═══ Text ═══

6. If, at any time during or following Optionee’s employment with the Company, the Committee determines in its sole discretion, that Optionee has violated any of subparagraphs (a), (b), (c) or (d) below, the Option will automatically terminate and be forfeited upon that determination. Any and all determinations of the Committee pursuant to this paragraph shall be final and binding on all persons; provided that such a determination may not be made arbitrarily.

 

(a) Optionee recognizes and acknowledges that the Proprietary Information (as defined below) is a valuable, special and unique asset of the business of the Company. As a result, both during Optionee’s employment with the Company and thereafter, Optionee agrees, covenants and promises that Optionee will not, without the prior written consent of the Company, for any reason either directly or indirectly divulge to any third-party or use for Optionee’s own benefit, or for any purpose other than the exclusive benefit of the Company in accordance with Company policy, any Proprietary Information revealed, obtained or developed in the course of Optionee’s employment with the Company. If Optionee or any of Optionee’s representatives becomes legally compelled to disclose any of the Proprietary Information, Optionee will provide the Company with prompt written notice so that the Company may seek a protective order or other appropriate remedy. For purposes of this paragraph, “Proprietary Information” means confidential and/or proprietary business and technical information or trade secrets of the Company or of any subsidiary or affiliate of or person doing business with the Company.

═══

_Prompt A_. Output the option forfeiture clause above word for word, in full.

═══ The records ═══

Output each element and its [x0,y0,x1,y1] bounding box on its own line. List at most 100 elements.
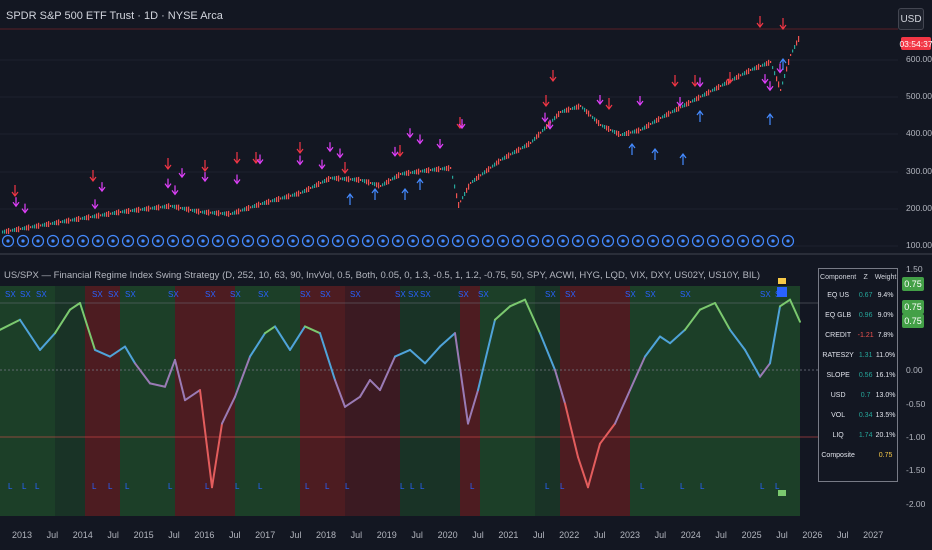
price-candle [384,181,386,186]
time-tick-label: Jul [715,530,727,540]
composite-line-segment [164,358,176,388]
price-candle [262,201,264,205]
currency-button[interactable]: USD [898,8,924,30]
price-candle [170,205,172,207]
event-dot [336,239,340,243]
price-candle [650,123,652,125]
composite-line-segment [394,348,411,358]
weight: 11.0% [875,351,896,359]
sell-arrow-head [779,24,787,30]
current-signal-marker [778,278,786,284]
event-circle [136,234,150,248]
price-candle [412,170,414,174]
price-candle [6,228,8,234]
price-candle [108,211,110,217]
sell-arrow-head [341,168,349,174]
price-candle [718,84,720,91]
event-dot [771,239,775,243]
event-dot [96,239,100,243]
long-entry-label: L [560,482,565,491]
event-circle [1,234,15,248]
time-tick-label: Jul [837,530,849,540]
price-pane[interactable] [0,16,932,255]
price-candle [492,164,494,168]
regime-band [400,286,460,516]
price-candle [150,207,152,210]
regime-band [85,286,120,516]
component-name: USD [830,391,846,399]
composite-line-segment [69,302,81,311]
buy-arrow-head [779,58,787,64]
price-candle [640,129,642,131]
time-tick-label: Jul [654,530,667,540]
event-circle [406,234,420,248]
price-candle [60,221,62,223]
composite-line-segment [124,345,136,365]
event-dot [141,239,145,243]
price-candle [132,209,134,213]
composite-line-segment [199,389,213,489]
price-candle [756,65,758,71]
composite-line-segment [289,325,306,351]
price-candle [658,116,660,123]
price-candle [746,69,748,75]
event-dot [291,239,295,243]
event-circle [271,234,285,248]
composite-line-segment [454,332,469,425]
price-candle [478,173,480,180]
buy-arrow-head [679,153,687,159]
price-candle [48,221,50,228]
time-tick-label: Jul [107,530,119,540]
table-header-row: Component Z Weight [819,269,897,285]
composite-line-segment [629,355,646,392]
weight: 9.0% [877,311,894,319]
price-candle [126,208,128,214]
event-circle [46,234,60,248]
weight: 13.5% [875,411,896,419]
price-candle [90,216,92,218]
price-candle [426,168,428,174]
price-candle [252,205,254,209]
long-entry-label: L [700,482,705,491]
component-name: LIQ [832,431,844,439]
price-candle [244,207,246,212]
price-candle [382,183,384,187]
event-dot [51,239,55,243]
price-candle [336,175,338,181]
price-candle [118,209,120,216]
price-candle [16,227,18,233]
price-candle [680,106,682,109]
short-exit-label: SX [420,290,431,299]
event-dot [726,239,730,243]
price-candle [352,177,354,181]
event-dot [381,239,385,243]
event-dot [441,239,445,243]
composite-line-segment [79,302,96,351]
price-candle [78,216,80,222]
long-entry-label: L [410,482,415,491]
price-candle [618,131,620,137]
event-circle [511,234,525,248]
price-candle [50,222,52,225]
event-circle [76,234,90,248]
event-dot [411,239,415,243]
price-candle [712,88,714,92]
long-entry-label: L [775,482,780,491]
indicator-title[interactable]: US/SPX — Financial Regime Index Swing St… [4,270,761,281]
long-entry-label: L [205,482,210,491]
price-candle [56,220,58,226]
indicator-pane[interactable]: SX SX SX SX SX SX SX SX SX SX SX SX SX SX SX SX SX SX SX SX… [0,278,898,516]
price-candle [288,193,290,200]
price-candle [654,119,656,124]
event-dot [126,239,130,243]
price-candle [590,114,592,117]
price-candle [172,204,174,208]
price-candle [788,59,790,65]
price-candle [744,71,746,76]
price-candle [212,211,214,215]
price-candle [410,171,412,174]
price-candle [738,73,740,80]
price-candle [306,187,308,193]
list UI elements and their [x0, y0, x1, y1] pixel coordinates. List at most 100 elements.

═══

_Prompt B_. From the records, return the lines from the one containing "price-candle [384,181,386,186]" through the one containing "sell-arrow-head [341,168,349,174]", both included, copied exactly and with nothing else.

_Expected answer A_.
6. If, at any time during or following Optionee’s employment with the Company, the Committee determines in its sole discretion, that Optionee has violated any of subparagraphs (a), (b), (c) or (d) below, the Option will automatically terminate and be forfeited upon that determination. Any and all determinations of the Committee pursuant to this paragraph shall be final and binding on all persons; provided that such a determination may not be made arbitrarily.

 

(a) Optionee recognizes and acknowledges that the Proprietary Information (as defined below) is a valuable, special and unique asset of the business of the Company. As a result, both during Optionee’s employment with the Company and thereafter, Optionee agrees, covenants and promises that Optionee will not, without the prior written consent of the Company, for any reason either directly or indirectly divulge to any third-party or use for Optionee’s own benefit, or for any purpose other than the exclusive benefit of the Company in accordance with Company policy, any Proprietary Information revealed, obtained or developed in the course of Optionee’s employment with the Company. If Optionee or any of Optionee’s representatives becomes legally compelled to disclose any of the Proprietary Information, Optionee will provide the Company with prompt written notice so that the Company may seek a protective order or other appropriate remedy. For purposes of this paragraph, “Proprietary Information” means confidential and/or proprietary business and technical information or trade secrets of the Company or of any subsidiary or affiliate of or person doing business with the Company.

_Expected answer B_.
price-candle [384,181,386,186]
time-tick-label: Jul [715,530,727,540]
composite-line-segment [164,358,176,388]
price-candle [262,201,264,205]
currency-button[interactable]: USD [898,8,924,30]
price-candle [170,205,172,207]
event-dot [336,239,340,243]
price-candle [650,123,652,125]
composite-line-segment [394,348,411,358]
weight: 11.0% [875,351,896,359]
sell-arrow-head [779,24,787,30]
current-signal-marker [778,278,786,284]
event-circle [136,234,150,248]
price-candle [412,170,414,174]
price-candle [6,228,8,234]
price-candle [108,211,110,217]
sell-arrow-head [341,168,349,174]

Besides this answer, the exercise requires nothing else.